* Source document:
Solar energy in Germany, as much as nukes?
If you live in the desert, you can save on air conditioning in summer by running it off of the sunshine that's causing it. In California, and much or the Middle East, I suppose the same applies. But at night, in winter, it isn't quite as effective. $0.54/kwh -- Surely you mean the worst example of how a nation shut down its nukes? How many thousand megawatts of capacity did they shut down? How many thousand megawatts of coal and gas burning?
In France, the highest rate for energy per kWh is about $0.18, plus a standing annual charge of around a hundred Euros, depending upon how big the customer's maximum power demand is, in kW. There is in fact a nuclear renewable -- no, two technologies whereby nuclear energy resources can be made both renewable and sustainable. You can breed fissile plutonium from non-fissile U-238, or fissile U-233 from thorium, Th-232. Nuclear reactors are already reliable, and so much cleaner than coal that only those lamentably ignorant of chemistry, physics, and the actual data would shut down nuclear before coal.

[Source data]
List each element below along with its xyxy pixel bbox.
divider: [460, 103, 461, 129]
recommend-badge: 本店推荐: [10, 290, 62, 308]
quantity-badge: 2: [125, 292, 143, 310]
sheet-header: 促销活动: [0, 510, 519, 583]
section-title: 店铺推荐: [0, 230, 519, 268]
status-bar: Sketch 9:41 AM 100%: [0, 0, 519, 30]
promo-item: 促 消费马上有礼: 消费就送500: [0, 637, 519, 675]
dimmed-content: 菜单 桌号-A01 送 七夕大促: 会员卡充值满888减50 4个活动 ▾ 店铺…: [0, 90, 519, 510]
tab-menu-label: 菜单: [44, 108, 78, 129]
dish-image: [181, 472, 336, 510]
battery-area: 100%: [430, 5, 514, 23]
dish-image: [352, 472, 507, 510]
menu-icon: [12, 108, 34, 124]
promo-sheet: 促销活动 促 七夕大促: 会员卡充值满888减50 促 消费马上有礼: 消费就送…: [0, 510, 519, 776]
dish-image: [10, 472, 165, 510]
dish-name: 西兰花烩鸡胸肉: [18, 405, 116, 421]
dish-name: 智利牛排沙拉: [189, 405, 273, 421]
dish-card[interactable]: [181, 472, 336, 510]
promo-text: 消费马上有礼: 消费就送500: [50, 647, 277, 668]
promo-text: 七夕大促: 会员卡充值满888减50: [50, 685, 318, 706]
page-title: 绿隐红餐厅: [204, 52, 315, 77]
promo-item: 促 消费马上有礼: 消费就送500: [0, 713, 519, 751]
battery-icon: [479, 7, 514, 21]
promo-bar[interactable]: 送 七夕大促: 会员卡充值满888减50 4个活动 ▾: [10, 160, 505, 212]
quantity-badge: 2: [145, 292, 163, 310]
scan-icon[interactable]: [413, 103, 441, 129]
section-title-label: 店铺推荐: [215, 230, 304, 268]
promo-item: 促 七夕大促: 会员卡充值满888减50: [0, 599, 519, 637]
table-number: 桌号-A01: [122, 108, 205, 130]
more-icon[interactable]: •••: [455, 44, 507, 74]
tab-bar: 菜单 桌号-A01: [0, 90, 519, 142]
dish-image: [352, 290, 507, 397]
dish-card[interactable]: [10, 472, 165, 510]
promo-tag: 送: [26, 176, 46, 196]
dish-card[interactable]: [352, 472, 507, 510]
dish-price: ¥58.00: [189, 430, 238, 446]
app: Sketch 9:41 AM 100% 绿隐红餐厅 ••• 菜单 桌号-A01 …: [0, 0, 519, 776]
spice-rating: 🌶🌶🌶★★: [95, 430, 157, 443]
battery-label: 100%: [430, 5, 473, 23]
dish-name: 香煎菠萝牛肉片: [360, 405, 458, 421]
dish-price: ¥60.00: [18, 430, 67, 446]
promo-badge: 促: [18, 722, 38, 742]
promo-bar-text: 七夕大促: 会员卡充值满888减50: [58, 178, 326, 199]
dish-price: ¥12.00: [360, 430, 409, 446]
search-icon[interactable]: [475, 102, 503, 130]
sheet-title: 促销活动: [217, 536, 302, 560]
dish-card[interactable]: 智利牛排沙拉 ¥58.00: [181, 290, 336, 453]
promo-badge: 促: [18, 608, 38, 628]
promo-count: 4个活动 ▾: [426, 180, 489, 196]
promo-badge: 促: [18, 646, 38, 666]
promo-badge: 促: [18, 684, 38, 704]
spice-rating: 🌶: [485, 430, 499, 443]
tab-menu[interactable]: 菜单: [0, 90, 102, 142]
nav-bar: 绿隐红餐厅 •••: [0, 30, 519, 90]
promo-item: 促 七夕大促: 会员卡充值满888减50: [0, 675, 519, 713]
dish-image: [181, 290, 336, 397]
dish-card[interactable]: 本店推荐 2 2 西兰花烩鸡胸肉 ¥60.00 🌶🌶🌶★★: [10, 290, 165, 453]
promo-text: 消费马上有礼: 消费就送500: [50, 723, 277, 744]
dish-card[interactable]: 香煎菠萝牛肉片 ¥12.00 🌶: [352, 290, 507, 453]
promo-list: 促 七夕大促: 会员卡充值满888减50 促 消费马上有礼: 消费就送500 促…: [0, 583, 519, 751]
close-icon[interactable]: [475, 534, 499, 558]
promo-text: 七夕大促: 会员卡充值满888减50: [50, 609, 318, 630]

* Exercise goal: According to the post on solar energy in Germany, how can nuclear energy resources be made both renewable and sustainable? Answer in one to three sentences.

* Task answer: Through two breeding technologies. Fissile plutonium can be bred from non-fissile U-238, or fissile U-233 can be bred from thorium, Th-232.